EXERCISE PROMPT
Count every line in the entries that follow where the word "heading" appears, then state only the total.

Figure dataset records
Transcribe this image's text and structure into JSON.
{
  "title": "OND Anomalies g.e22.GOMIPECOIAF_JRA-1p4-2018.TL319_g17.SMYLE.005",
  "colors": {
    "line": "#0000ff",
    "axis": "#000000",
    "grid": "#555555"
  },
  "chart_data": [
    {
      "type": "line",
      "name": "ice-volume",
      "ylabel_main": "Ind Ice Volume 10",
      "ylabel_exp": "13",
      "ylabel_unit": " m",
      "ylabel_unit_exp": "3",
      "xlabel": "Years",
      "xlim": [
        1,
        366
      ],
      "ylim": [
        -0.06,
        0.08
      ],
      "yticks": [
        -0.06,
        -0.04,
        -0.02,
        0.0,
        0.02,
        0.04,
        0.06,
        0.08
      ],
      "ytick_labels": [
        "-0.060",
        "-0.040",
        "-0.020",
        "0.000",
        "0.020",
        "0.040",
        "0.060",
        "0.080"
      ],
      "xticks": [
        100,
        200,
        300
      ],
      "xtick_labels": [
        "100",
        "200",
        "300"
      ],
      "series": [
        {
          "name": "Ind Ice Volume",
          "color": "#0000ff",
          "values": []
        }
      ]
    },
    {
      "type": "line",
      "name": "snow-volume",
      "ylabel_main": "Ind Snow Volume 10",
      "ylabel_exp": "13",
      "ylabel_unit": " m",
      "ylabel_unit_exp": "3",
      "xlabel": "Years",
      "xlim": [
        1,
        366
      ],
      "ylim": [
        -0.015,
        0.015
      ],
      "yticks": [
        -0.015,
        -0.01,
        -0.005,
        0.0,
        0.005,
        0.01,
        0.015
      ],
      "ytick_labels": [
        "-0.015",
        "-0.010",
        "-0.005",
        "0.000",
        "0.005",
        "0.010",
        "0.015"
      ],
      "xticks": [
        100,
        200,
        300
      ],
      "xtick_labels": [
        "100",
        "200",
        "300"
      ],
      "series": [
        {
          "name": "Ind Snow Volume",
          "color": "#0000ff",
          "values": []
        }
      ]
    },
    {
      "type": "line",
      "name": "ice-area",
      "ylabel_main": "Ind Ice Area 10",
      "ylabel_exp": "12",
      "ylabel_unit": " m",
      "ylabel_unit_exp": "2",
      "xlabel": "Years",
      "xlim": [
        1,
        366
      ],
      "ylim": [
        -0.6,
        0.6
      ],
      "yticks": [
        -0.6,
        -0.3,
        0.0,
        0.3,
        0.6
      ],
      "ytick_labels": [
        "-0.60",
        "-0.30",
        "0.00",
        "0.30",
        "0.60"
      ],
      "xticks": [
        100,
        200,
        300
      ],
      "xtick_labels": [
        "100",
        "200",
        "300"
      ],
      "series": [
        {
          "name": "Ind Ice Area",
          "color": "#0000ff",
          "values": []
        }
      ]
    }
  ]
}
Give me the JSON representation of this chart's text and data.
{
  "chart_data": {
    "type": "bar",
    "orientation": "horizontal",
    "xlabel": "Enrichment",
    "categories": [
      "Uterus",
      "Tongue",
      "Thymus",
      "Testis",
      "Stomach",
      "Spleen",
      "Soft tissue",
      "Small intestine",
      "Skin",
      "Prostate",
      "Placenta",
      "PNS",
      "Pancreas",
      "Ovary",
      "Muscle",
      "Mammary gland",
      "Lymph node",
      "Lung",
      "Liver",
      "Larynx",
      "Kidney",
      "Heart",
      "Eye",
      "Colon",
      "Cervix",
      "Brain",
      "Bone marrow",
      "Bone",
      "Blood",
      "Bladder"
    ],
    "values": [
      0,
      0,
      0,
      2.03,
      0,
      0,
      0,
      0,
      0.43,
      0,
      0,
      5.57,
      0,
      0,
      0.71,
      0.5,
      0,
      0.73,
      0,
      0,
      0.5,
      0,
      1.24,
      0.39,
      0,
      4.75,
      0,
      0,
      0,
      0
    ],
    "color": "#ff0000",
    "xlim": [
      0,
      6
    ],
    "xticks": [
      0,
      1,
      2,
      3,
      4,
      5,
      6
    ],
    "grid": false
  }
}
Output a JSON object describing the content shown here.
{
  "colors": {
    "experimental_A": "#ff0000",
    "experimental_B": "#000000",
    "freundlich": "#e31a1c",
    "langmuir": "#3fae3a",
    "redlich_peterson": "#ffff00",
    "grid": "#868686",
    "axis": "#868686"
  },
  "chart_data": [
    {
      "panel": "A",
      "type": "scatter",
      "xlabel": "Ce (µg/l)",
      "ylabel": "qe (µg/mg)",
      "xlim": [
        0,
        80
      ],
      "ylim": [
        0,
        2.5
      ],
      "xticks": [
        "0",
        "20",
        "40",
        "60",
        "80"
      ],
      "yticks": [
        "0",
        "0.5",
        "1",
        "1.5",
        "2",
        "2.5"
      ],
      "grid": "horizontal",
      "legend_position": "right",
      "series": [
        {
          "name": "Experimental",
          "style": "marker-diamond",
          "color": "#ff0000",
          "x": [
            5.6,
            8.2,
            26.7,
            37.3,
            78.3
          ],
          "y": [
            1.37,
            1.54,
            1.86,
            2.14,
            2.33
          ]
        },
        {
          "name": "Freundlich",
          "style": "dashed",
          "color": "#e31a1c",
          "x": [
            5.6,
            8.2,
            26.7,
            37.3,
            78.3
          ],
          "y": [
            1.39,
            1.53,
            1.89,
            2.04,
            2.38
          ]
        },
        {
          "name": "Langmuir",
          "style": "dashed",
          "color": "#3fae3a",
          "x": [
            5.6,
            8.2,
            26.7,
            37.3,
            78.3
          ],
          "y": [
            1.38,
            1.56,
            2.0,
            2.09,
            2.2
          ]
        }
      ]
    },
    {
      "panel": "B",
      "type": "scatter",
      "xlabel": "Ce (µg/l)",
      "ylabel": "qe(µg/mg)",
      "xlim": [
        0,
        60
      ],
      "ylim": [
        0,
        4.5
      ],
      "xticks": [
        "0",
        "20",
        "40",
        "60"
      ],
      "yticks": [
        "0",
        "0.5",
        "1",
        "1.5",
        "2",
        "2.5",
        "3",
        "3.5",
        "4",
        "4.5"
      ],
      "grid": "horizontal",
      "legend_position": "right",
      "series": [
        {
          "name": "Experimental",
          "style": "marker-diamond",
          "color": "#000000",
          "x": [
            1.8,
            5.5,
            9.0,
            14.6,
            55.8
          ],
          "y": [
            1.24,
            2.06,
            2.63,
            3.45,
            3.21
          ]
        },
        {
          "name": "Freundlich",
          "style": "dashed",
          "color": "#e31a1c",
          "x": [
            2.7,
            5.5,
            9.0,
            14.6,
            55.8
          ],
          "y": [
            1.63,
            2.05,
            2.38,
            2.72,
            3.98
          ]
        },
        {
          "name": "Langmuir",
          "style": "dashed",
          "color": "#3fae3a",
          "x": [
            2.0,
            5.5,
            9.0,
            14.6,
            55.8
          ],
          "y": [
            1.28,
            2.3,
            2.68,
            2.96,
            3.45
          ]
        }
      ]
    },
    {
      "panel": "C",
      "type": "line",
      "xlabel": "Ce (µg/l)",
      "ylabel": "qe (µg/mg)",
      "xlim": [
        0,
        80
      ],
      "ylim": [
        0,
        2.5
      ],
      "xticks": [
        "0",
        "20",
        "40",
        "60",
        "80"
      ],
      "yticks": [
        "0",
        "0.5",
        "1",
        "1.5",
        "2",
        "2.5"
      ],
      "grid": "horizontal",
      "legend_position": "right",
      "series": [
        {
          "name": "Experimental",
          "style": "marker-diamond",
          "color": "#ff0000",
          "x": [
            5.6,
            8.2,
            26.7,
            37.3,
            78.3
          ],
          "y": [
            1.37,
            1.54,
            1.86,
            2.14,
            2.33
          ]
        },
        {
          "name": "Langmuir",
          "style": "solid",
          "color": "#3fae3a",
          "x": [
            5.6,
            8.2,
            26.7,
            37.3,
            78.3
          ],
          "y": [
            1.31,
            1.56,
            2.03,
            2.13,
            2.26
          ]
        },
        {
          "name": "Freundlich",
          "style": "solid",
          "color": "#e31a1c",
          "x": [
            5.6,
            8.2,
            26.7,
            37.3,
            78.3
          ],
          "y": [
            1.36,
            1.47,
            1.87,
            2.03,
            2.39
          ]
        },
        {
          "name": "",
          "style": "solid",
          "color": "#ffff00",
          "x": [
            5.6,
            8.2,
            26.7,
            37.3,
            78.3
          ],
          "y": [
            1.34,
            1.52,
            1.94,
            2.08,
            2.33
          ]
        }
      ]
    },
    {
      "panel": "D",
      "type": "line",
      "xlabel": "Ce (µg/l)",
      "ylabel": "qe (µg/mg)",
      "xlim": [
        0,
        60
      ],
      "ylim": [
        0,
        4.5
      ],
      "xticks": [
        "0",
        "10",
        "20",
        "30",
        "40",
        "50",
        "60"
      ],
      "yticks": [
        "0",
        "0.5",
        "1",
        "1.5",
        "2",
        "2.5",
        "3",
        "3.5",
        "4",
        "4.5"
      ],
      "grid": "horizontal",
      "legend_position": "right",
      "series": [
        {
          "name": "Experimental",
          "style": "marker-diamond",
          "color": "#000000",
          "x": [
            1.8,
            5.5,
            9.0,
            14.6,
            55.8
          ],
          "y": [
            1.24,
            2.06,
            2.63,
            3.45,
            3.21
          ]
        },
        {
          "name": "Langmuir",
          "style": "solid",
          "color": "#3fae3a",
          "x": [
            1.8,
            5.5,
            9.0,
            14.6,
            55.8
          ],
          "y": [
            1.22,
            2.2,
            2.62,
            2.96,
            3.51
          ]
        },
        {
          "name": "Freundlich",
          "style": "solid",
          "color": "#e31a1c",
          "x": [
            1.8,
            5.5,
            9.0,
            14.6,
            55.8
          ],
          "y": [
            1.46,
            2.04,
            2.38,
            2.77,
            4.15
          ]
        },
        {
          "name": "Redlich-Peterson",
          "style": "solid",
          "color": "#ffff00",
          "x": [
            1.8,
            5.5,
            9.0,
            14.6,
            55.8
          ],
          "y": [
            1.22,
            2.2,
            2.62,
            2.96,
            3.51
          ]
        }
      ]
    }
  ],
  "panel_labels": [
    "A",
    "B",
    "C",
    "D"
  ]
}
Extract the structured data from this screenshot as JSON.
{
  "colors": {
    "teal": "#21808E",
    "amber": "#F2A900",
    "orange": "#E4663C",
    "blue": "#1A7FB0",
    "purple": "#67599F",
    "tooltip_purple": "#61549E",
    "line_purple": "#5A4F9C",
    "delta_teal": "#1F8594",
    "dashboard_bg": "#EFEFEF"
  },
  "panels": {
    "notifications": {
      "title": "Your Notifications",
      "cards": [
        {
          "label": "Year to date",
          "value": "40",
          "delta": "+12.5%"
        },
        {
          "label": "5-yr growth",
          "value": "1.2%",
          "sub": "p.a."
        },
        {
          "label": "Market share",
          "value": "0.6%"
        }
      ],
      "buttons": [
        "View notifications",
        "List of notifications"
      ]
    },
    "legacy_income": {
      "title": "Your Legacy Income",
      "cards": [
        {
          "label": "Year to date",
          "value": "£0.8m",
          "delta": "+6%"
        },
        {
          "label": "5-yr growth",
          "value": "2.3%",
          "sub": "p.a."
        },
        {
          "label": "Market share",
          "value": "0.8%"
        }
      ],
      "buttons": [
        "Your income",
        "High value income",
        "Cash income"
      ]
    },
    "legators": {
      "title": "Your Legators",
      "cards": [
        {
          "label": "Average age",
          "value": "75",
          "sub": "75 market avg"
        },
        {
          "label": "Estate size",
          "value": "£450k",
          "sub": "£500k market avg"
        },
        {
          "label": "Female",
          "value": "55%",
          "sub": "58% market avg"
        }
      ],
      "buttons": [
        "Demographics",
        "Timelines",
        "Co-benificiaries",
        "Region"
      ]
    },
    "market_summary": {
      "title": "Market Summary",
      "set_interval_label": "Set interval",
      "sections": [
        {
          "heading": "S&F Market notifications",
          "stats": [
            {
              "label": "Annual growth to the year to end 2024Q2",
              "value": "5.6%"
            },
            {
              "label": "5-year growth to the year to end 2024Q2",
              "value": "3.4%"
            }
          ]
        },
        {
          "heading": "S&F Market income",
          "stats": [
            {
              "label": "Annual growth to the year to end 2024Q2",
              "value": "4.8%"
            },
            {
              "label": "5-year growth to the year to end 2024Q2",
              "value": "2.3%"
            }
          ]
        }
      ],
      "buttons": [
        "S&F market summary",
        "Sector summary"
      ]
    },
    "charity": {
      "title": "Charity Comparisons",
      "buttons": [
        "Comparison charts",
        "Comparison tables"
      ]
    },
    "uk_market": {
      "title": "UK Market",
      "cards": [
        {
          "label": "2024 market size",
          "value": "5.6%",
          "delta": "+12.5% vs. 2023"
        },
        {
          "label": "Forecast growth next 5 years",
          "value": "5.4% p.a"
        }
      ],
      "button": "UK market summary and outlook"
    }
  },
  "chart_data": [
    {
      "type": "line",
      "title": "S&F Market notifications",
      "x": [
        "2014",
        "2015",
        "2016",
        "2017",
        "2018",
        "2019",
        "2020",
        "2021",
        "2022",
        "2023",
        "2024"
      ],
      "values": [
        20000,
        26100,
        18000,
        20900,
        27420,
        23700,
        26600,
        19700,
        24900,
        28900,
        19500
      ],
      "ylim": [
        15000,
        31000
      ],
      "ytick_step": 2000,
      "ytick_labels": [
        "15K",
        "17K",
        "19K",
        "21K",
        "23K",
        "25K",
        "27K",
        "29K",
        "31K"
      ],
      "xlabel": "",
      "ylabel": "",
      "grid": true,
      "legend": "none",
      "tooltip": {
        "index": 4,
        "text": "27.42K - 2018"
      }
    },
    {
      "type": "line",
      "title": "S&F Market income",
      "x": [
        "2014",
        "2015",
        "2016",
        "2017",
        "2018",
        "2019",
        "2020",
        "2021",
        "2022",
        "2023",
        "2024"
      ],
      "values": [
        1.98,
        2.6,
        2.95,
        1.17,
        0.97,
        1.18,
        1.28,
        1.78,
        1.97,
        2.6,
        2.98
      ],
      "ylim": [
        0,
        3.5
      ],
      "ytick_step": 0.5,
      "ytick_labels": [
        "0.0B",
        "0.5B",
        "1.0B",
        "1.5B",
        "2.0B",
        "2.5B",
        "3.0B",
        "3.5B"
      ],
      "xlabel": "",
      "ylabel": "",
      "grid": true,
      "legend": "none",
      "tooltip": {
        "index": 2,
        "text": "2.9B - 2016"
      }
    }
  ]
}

EXERCISE RESULT
2